AIM OF THE TASK: Return the entries below in their exact form, leaving the pictures out.

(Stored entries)
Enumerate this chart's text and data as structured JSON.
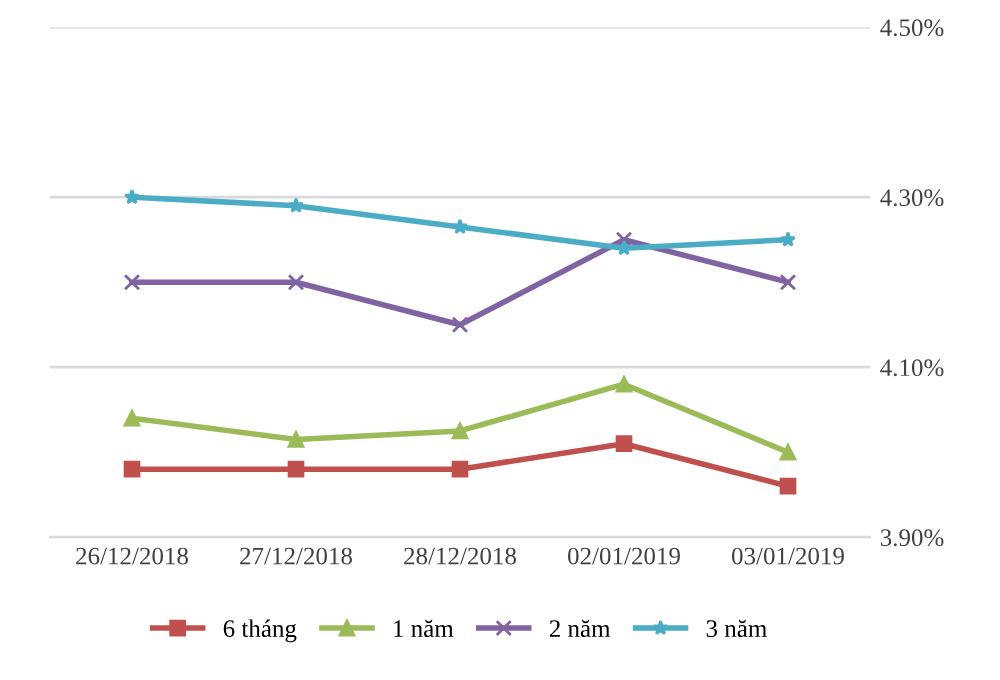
{
  "chart_data": {
    "type": "line",
    "categories": [
      "26/12/2018",
      "27/12/2018",
      "28/12/2018",
      "02/01/2019",
      "03/01/2019"
    ],
    "series": [
      {
        "name": "6 tháng",
        "color": "#c0504d",
        "marker": "square",
        "values": [
          3.98,
          3.98,
          3.98,
          4.01,
          3.96
        ]
      },
      {
        "name": "1 năm",
        "color": "#9bbb59",
        "marker": "triangle",
        "values": [
          4.04,
          4.015,
          4.025,
          4.08,
          4.0
        ]
      },
      {
        "name": "2 năm",
        "color": "#8064a2",
        "marker": "cross",
        "values": [
          4.2,
          4.2,
          4.15,
          4.25,
          4.2
        ]
      },
      {
        "name": "3 năm",
        "color": "#4bacc6",
        "marker": "star",
        "values": [
          4.3,
          4.29,
          4.265,
          4.24,
          4.25
        ]
      }
    ],
    "ylim": [
      3.9,
      4.5
    ],
    "yticks": [
      {
        "value": 3.9,
        "label": "3.90%"
      },
      {
        "value": 4.1,
        "label": "4.10%"
      },
      {
        "value": 4.3,
        "label": "4.30%"
      },
      {
        "value": 4.5,
        "label": "4.50%"
      }
    ],
    "grid": "y",
    "legend": "bottom"
  }
}
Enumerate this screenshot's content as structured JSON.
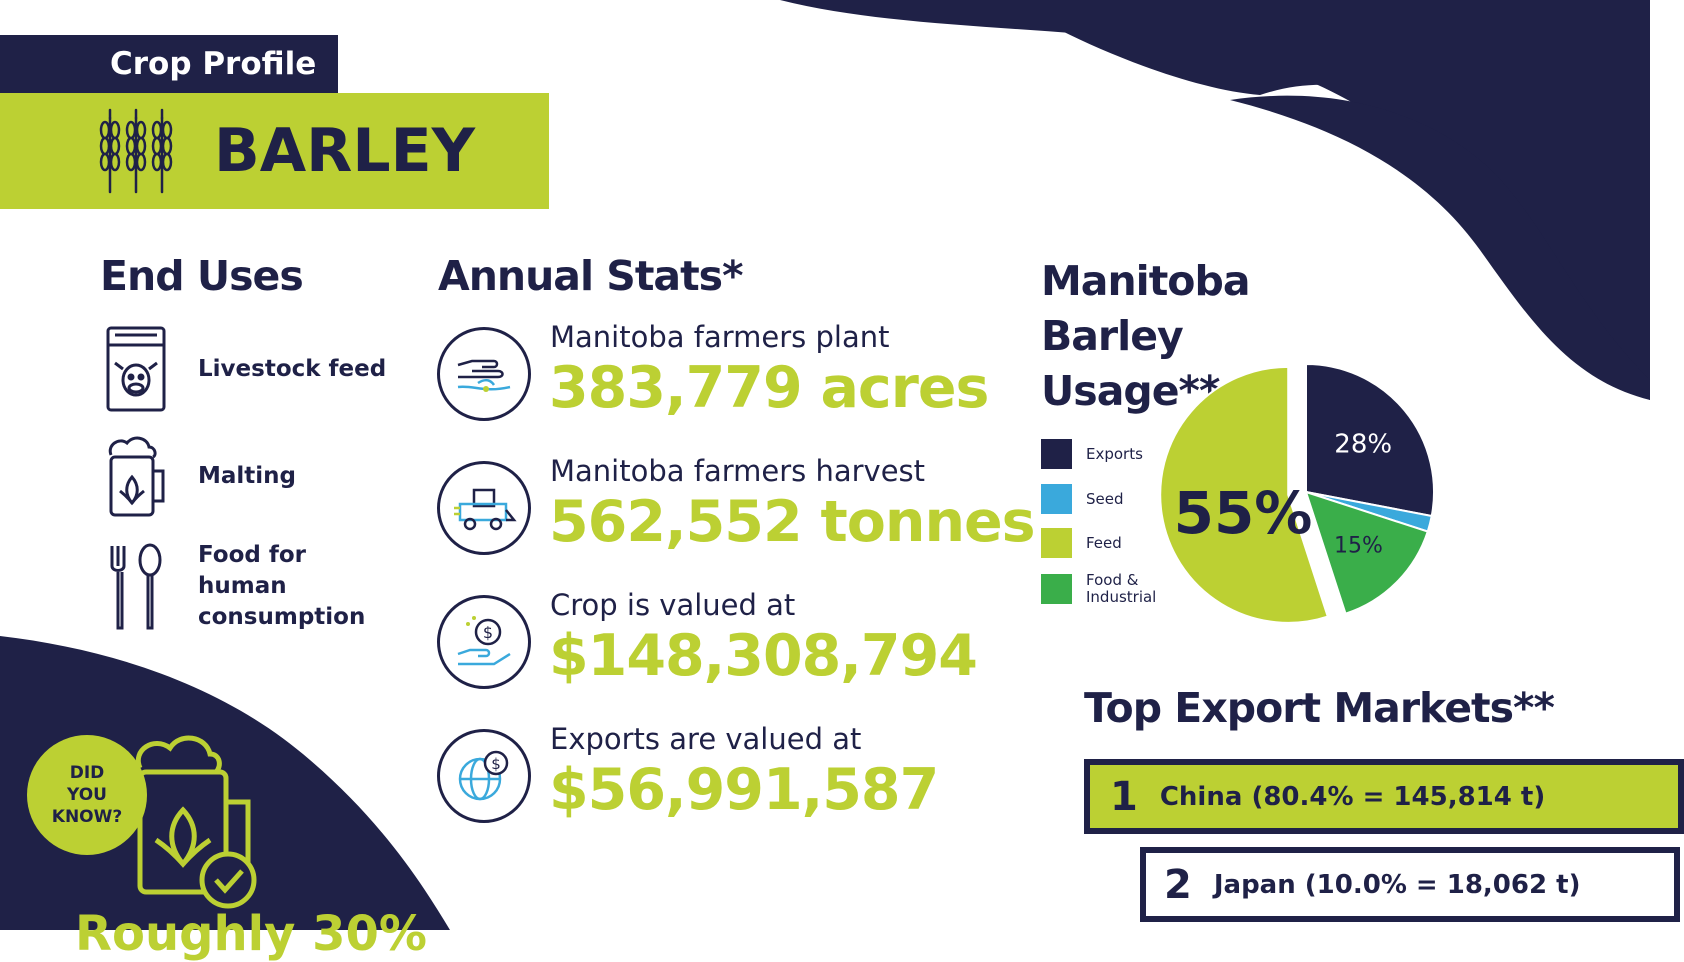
{
  "header": {
    "tag": "Crop Profile",
    "title": "BARLEY"
  },
  "end_uses": {
    "heading": "End Uses",
    "items": [
      {
        "label": "Livestock feed",
        "icon": "feed-bag-icon"
      },
      {
        "label": "Malting",
        "icon": "beer-mug-icon"
      },
      {
        "label": "Food for human consumption",
        "icon": "fork-spoon-icon"
      }
    ]
  },
  "annual_stats": {
    "heading": "Annual Stats*",
    "items": [
      {
        "caption": "Manitoba farmers plant",
        "value": "383,779 acres",
        "icon": "planting-hand-icon"
      },
      {
        "caption": "Manitoba farmers harvest",
        "value": "562,552 tonnes",
        "icon": "combine-harvester-icon"
      },
      {
        "caption": "Crop is valued at",
        "value": "$148,308,794",
        "icon": "money-hand-icon"
      },
      {
        "caption": "Exports are valued at",
        "value": "$56,991,587",
        "icon": "globe-dollar-icon"
      }
    ]
  },
  "usage": {
    "heading_lines": [
      "Manitoba",
      "Barley",
      "Usage**"
    ]
  },
  "chart_data": {
    "type": "pie",
    "title": "Manitoba Barley Usage**",
    "slices": [
      {
        "name": "Exports",
        "value": 28,
        "label": "28%",
        "color": "#1f2147"
      },
      {
        "name": "Seed",
        "value": 2,
        "label": "",
        "color": "#3aa9dc"
      },
      {
        "name": "Food & Industrial",
        "value": 15,
        "label": "15%",
        "color": "#3aae4a"
      },
      {
        "name": "Feed",
        "value": 55,
        "label": "55%",
        "color": "#bcd033"
      }
    ],
    "legend": [
      {
        "name": "Exports",
        "color": "#1f2147"
      },
      {
        "name": "Seed",
        "color": "#3aa9dc"
      },
      {
        "name": "Feed",
        "color": "#bcd033"
      },
      {
        "name": "Food & Industrial",
        "color": "#3aae4a"
      }
    ],
    "legend_position": "left"
  },
  "exports": {
    "heading": "Top Export Markets**",
    "rows": [
      {
        "rank": "1",
        "label": "China  (80.4% = 145,814 t)"
      },
      {
        "rank": "2",
        "label": "Japan  (10.0% = 18,062 t)"
      }
    ]
  },
  "did_you_know": {
    "badge": "DID YOU KNOW?",
    "text": "Roughly 30%"
  },
  "colors": {
    "navy": "#1f2147",
    "lime": "#bcd033",
    "green": "#3aae4a",
    "blue": "#3aa9dc"
  }
}
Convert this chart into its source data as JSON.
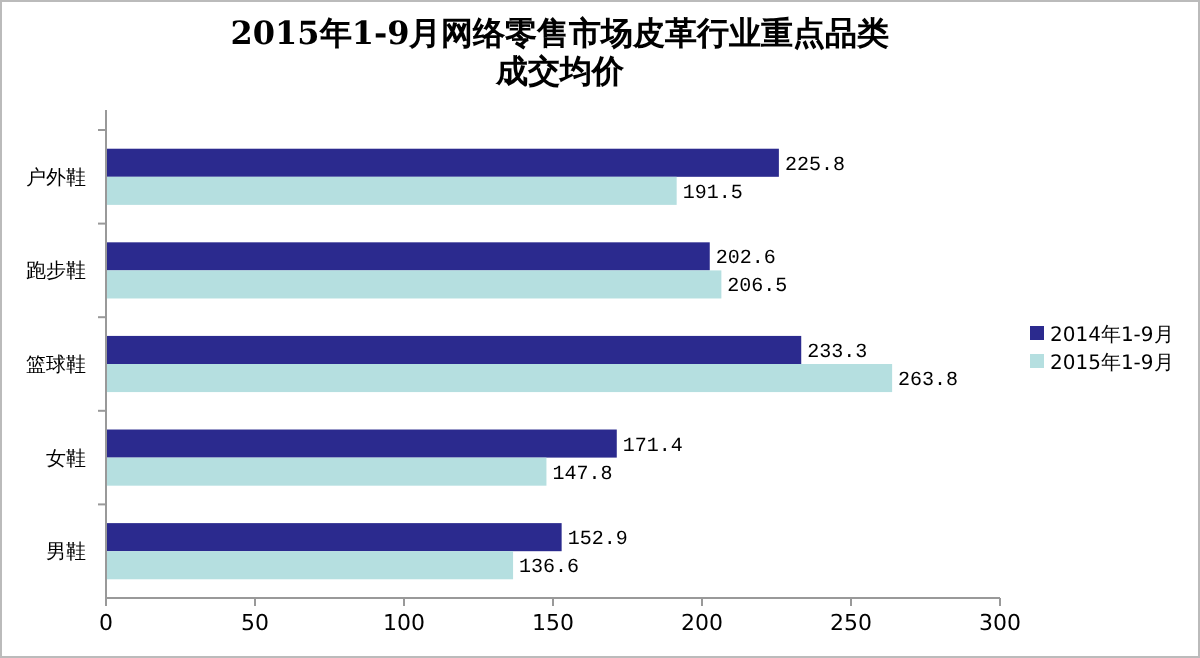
{
  "chart_data": {
    "type": "bar",
    "orientation": "horizontal",
    "title": "2015年1-9月网络零售市场皮革行业重点品类成交均价",
    "categories": [
      "户外鞋",
      "跑步鞋",
      "篮球鞋",
      "女鞋",
      "男鞋"
    ],
    "series": [
      {
        "name": "2014年1-9月",
        "color": "#2b2a8e",
        "values": [
          225.8,
          202.6,
          233.3,
          171.4,
          152.9
        ]
      },
      {
        "name": "2015年1-9月",
        "color": "#b5dfe0",
        "values": [
          191.5,
          206.5,
          263.8,
          147.8,
          136.6
        ]
      }
    ],
    "xlim": [
      0,
      300
    ],
    "xticks": [
      0,
      50,
      100,
      150,
      200,
      250,
      300
    ],
    "data_labels": true,
    "legend": "right",
    "grid": false
  }
}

FINISHED TASK:
Enumerate this chart's text and data as structured JSON.
{
  "chart_data": {
    "type": "line",
    "categories": [
      "26/12/2018",
      "27/12/2018",
      "28/12/2018",
      "02/01/2019",
      "03/01/2019"
    ],
    "series": [
      {
        "name": "6 tháng",
        "color": "#c0504d",
        "marker": "square",
        "values": [
          3.98,
          3.98,
          3.98,
          4.01,
          3.96
        ]
      },
      {
        "name": "1 năm",
        "color": "#9bbb59",
        "marker": "triangle",
        "values": [
          4.04,
          4.015,
          4.025,
          4.08,
          4.0
        ]
      },
      {
        "name": "2 năm",
        "color": "#8064a2",
        "marker": "cross",
        "values": [
          4.2,
          4.2,
          4.15,
          4.25,
          4.2
        ]
      },
      {
        "name": "3 năm",
        "color": "#4bacc6",
        "marker": "star",
        "values": [
          4.3,
          4.29,
          4.265,
          4.24,
          4.25
        ]
      }
    ],
    "ylim": [
      3.9,
      4.5
    ],
    "yticks": [
      {
        "value": 3.9,
        "label": "3.90%"
      },
      {
        "value": 4.1,
        "label": "4.10%"
      },
      {
        "value": 4.3,
        "label": "4.30%"
      },
      {
        "value": 4.5,
        "label": "4.50%"
      }
    ],
    "grid": "y",
    "legend": "bottom"
  }
}
Enumerate this screenshot's content as structured JSON.
{
  "header": {
    "tag": "Crop Profile",
    "title": "BARLEY"
  },
  "end_uses": {
    "heading": "End Uses",
    "items": [
      {
        "label": "Livestock feed",
        "icon": "feed-bag-icon"
      },
      {
        "label": "Malting",
        "icon": "beer-mug-icon"
      },
      {
        "label": "Food for human consumption",
        "icon": "fork-spoon-icon"
      }
    ]
  },
  "annual_stats": {
    "heading": "Annual Stats*",
    "items": [
      {
        "caption": "Manitoba farmers plant",
        "value": "383,779 acres",
        "icon": "planting-hand-icon"
      },
      {
        "caption": "Manitoba farmers harvest",
        "value": "562,552 tonnes",
        "icon": "combine-harvester-icon"
      },
      {
        "caption": "Crop is valued at",
        "value": "$148,308,794",
        "icon": "money-hand-icon"
      },
      {
        "caption": "Exports are valued at",
        "value": "$56,991,587",
        "icon": "globe-dollar-icon"
      }
    ]
  },
  "usage": {
    "heading_lines": [
      "Manitoba",
      "Barley",
      "Usage**"
    ]
  },
  "chart_data": {
    "type": "pie",
    "title": "Manitoba Barley Usage**",
    "slices": [
      {
        "name": "Exports",
        "value": 28,
        "label": "28%",
        "color": "#1f2147"
      },
      {
        "name": "Seed",
        "value": 2,
        "label": "",
        "color": "#3aa9dc"
      },
      {
        "name": "Food & Industrial",
        "value": 15,
        "label": "15%",
        "color": "#3aae4a"
      },
      {
        "name": "Feed",
        "value": 55,
        "label": "55%",
        "color": "#bcd033"
      }
    ],
    "legend": [
      {
        "name": "Exports",
        "color": "#1f2147"
      },
      {
        "name": "Seed",
        "color": "#3aa9dc"
      },
      {
        "name": "Feed",
        "color": "#bcd033"
      },
      {
        "name": "Food & Industrial",
        "color": "#3aae4a"
      }
    ],
    "legend_position": "left"
  },
  "exports": {
    "heading": "Top Export Markets**",
    "rows": [
      {
        "rank": "1",
        "label": "China  (80.4% = 145,814 t)"
      },
      {
        "rank": "2",
        "label": "Japan  (10.0% = 18,062 t)"
      }
    ]
  },
  "did_you_know": {
    "badge": "DID YOU KNOW?",
    "text": "Roughly 30%"
  },
  "colors": {
    "navy": "#1f2147",
    "lime": "#bcd033",
    "green": "#3aae4a",
    "blue": "#3aa9dc"
  }
}
Convert this chart into its source data as JSON.
{
  "chart_data": {
    "type": "bar",
    "orientation": "horizontal",
    "title": "2015年1-9月网络零售市场皮革行业重点品类成交均价",
    "categories": [
      "户外鞋",
      "跑步鞋",
      "篮球鞋",
      "女鞋",
      "男鞋"
    ],
    "series": [
      {
        "name": "2014年1-9月",
        "color": "#2b2a8e",
        "values": [
          225.8,
          202.6,
          233.3,
          171.4,
          152.9
        ]
      },
      {
        "name": "2015年1-9月",
        "color": "#b5dfe0",
        "values": [
          191.5,
          206.5,
          263.8,
          147.8,
          136.6
        ]
      }
    ],
    "xlim": [
      0,
      300
    ],
    "xticks": [
      0,
      50,
      100,
      150,
      200,
      250,
      300
    ],
    "data_labels": true,
    "legend": "right",
    "grid": false
  }
}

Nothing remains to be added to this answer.